- **Work to be completed**
Lines that hold the word "相關資產價格" should be located and copied.

- **Working data**
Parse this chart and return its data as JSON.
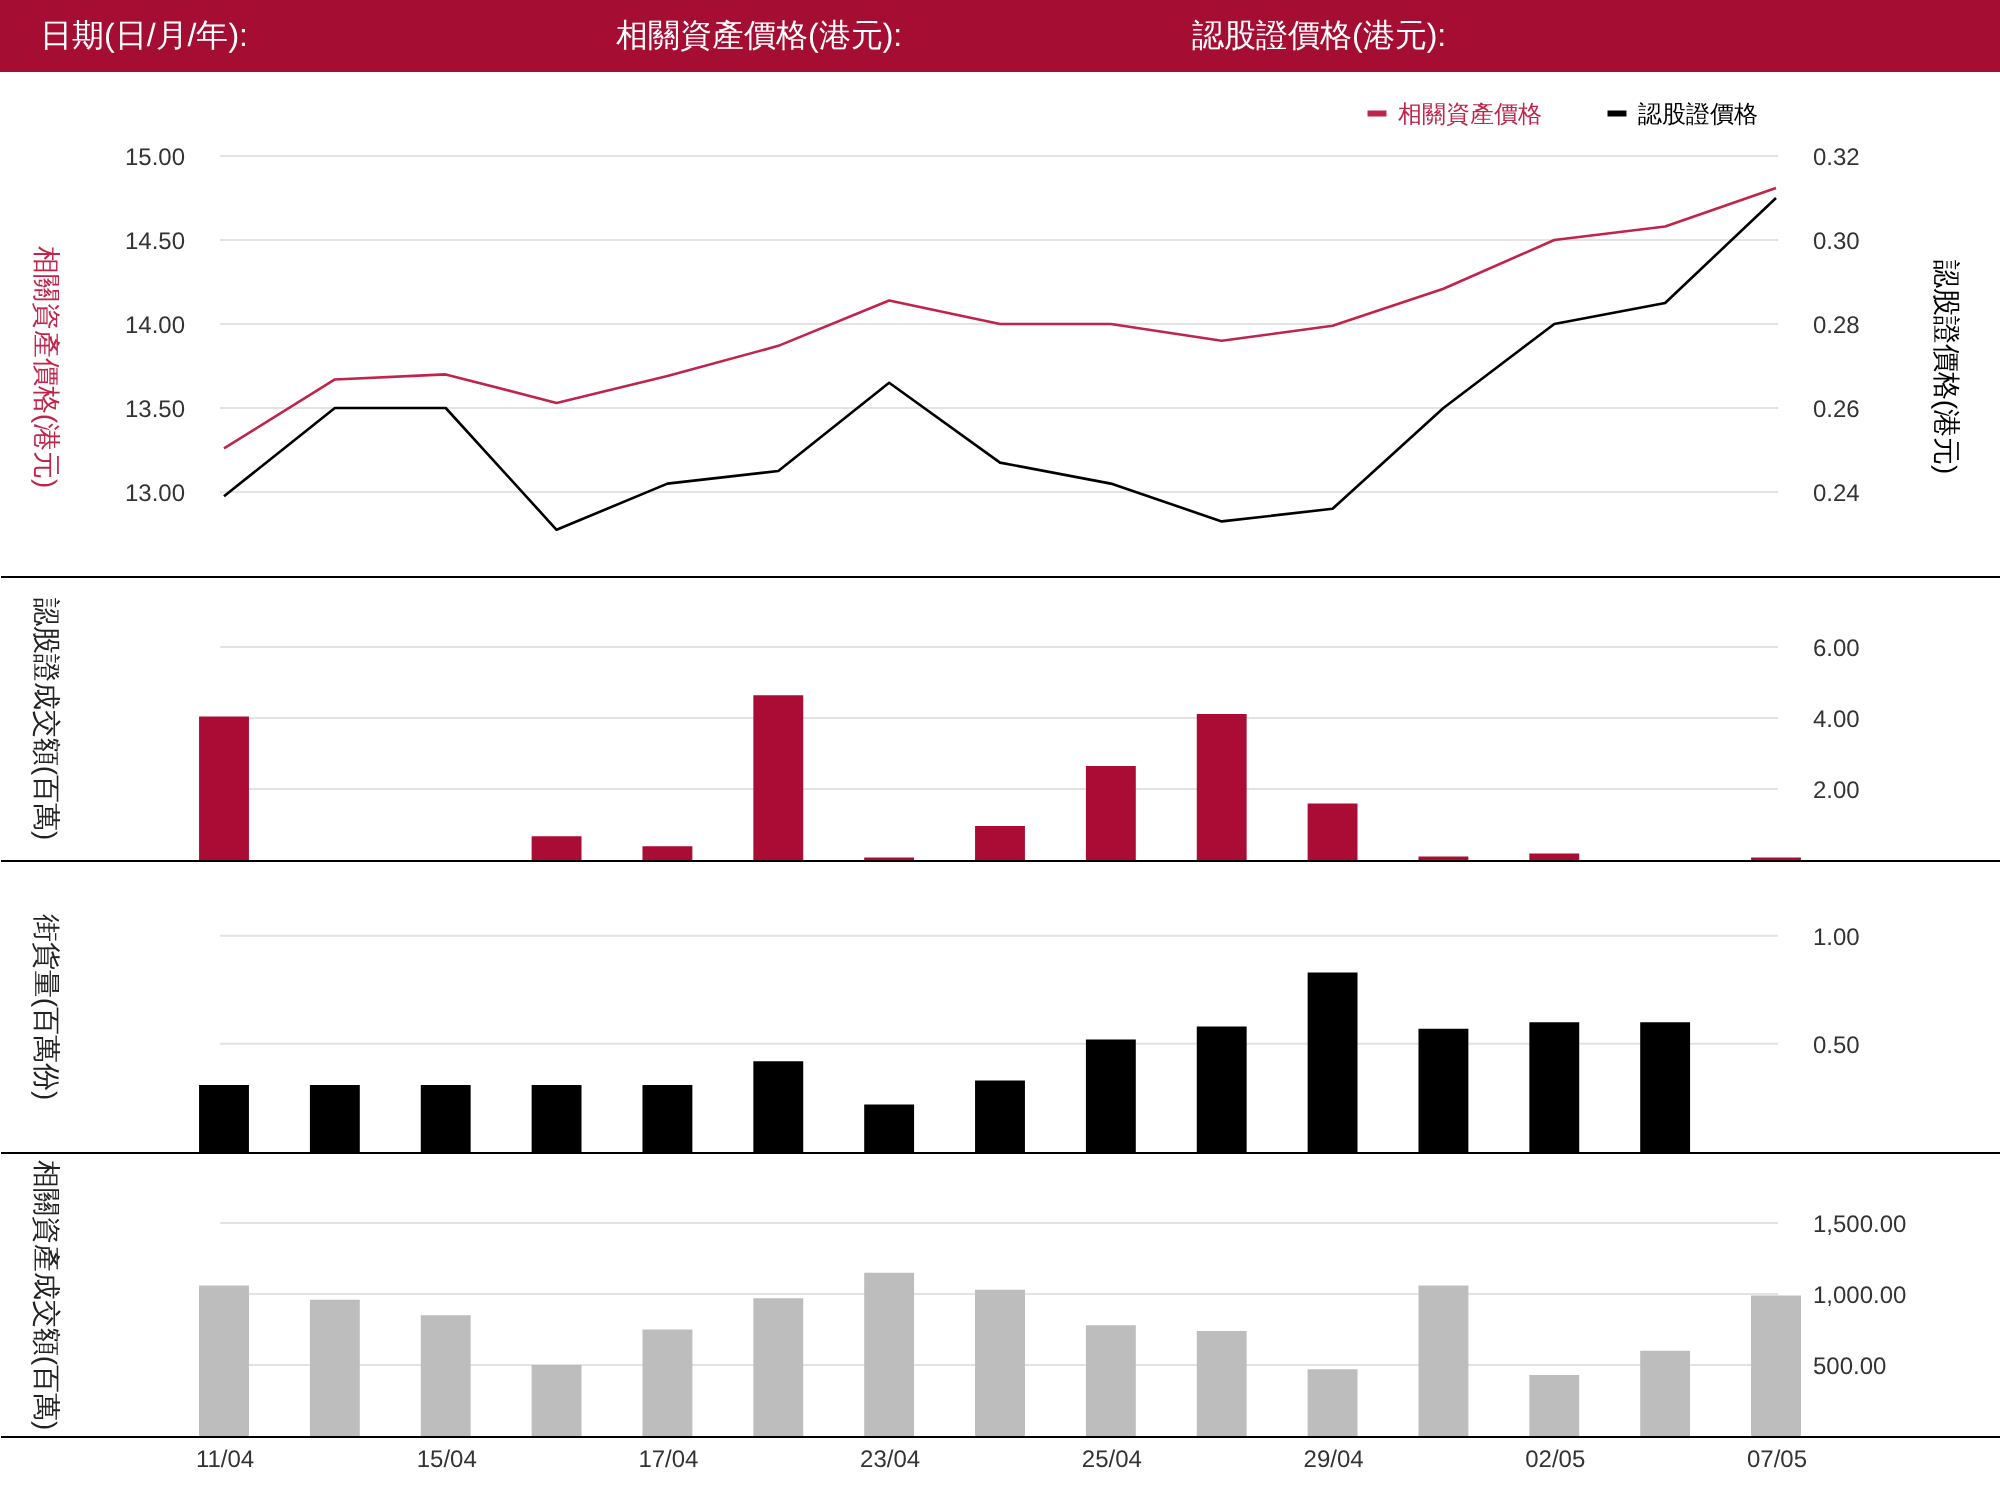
{
  "chart_data": [
    {
      "type": "line",
      "annotations": [
        "日期(日/月/年):",
        "相關資產價格(港元):",
        "認股證價格(港元):"
      ],
      "categories": [
        null,
        null,
        null,
        null,
        null,
        null,
        null,
        null,
        null,
        null,
        null,
        null,
        null,
        null,
        null
      ],
      "series": [
        {
          "name": "相關資產價格",
          "color": "#c0244a",
          "values": [
            13.26,
            13.67,
            13.7,
            13.53,
            13.69,
            13.87,
            14.14,
            14.0,
            14.0,
            13.9,
            13.99,
            14.21,
            14.5,
            14.58,
            14.81
          ]
        },
        {
          "name": "認股證價格",
          "color": "#000000",
          "axis": "y2",
          "values": [
            0.239,
            0.26,
            0.26,
            0.231,
            0.242,
            0.245,
            0.266,
            0.247,
            0.242,
            0.233,
            0.236,
            0.26,
            0.28,
            0.285,
            0.31
          ]
        }
      ],
      "ylim": [
        12.5,
        15
      ],
      "yticks": [
        {
          "value": 13,
          "label": "13.00"
        },
        {
          "value": 13.5,
          "label": "13.50"
        },
        {
          "value": 14,
          "label": "14.00"
        },
        {
          "value": 14.5,
          "label": "14.50"
        },
        {
          "value": 15,
          "label": "15.00"
        }
      ],
      "y2lim": [
        0.22,
        0.32
      ],
      "y2ticks": [
        0.24,
        0.26,
        0.28,
        {
          "value": 0.3,
          "label": "0.30"
        },
        0.32
      ],
      "ylabel": "相關資產價格(港元)",
      "y2label": "認股證價格(港元)",
      "legend": "top right",
      "grid": "y",
      "tick_labels": "y"
    },
    {
      "type": "bar",
      "categories": [
        null,
        null,
        null,
        null,
        null,
        null,
        null,
        null,
        null,
        null,
        null,
        null,
        null,
        null,
        null
      ],
      "values": [
        4.04,
        null,
        null,
        0.67,
        0.39,
        4.64,
        0.07,
        0.96,
        2.65,
        4.11,
        1.59,
        0.1,
        0.18,
        null,
        0.07
      ],
      "color": "#ab0c36",
      "ylim": [
        0,
        8
      ],
      "yticks": [
        {
          "value": 2,
          "label": "2.00"
        },
        {
          "value": 4,
          "label": "4.00"
        },
        {
          "value": 6,
          "label": "6.00"
        }
      ],
      "ylabel": "認股證成交額(百萬)",
      "grid": "y",
      "tick_labels": "y"
    },
    {
      "type": "bar",
      "categories": [
        null,
        null,
        null,
        null,
        null,
        null,
        null,
        null,
        null,
        null,
        null,
        null,
        null,
        null,
        null
      ],
      "values": [
        0.31,
        0.31,
        0.31,
        0.31,
        0.31,
        0.42,
        0.22,
        0.33,
        0.52,
        0.58,
        0.83,
        0.57,
        0.6,
        0.6,
        null
      ],
      "color": "#000000",
      "ylim": [
        0,
        1.35
      ],
      "yticks": [
        {
          "value": 0.5,
          "label": "0.50"
        },
        {
          "value": 1,
          "label": "1.00"
        }
      ],
      "ylabel": "街貨量(百萬份)",
      "grid": "y",
      "tick_labels": "y"
    },
    {
      "type": "bar",
      "categories": [
        "11/04",
        null,
        "15/04",
        null,
        "17/04",
        null,
        "23/04",
        null,
        "25/04",
        null,
        "29/04",
        null,
        "02/05",
        null,
        "07/05"
      ],
      "values": [
        1060,
        960,
        850,
        500,
        750,
        970,
        1150,
        1030,
        780,
        740,
        470,
        1060,
        430,
        600,
        990
      ],
      "color": "#bdbdbd",
      "ylim": [
        0,
        2000
      ],
      "yticks": [
        {
          "value": 500,
          "label": "500.00"
        },
        {
          "value": 1000,
          "label": "1,000.00"
        },
        {
          "value": 1500,
          "label": "1,500.00"
        }
      ],
      "ylabel": "相關資產成交額(百萬)",
      "grid": "y"
    }
  ]
}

- **Full solution**
        "相關資產價格(港元):",
          "name": "相關資產價格",
      "ylabel": "相關資產價格(港元)",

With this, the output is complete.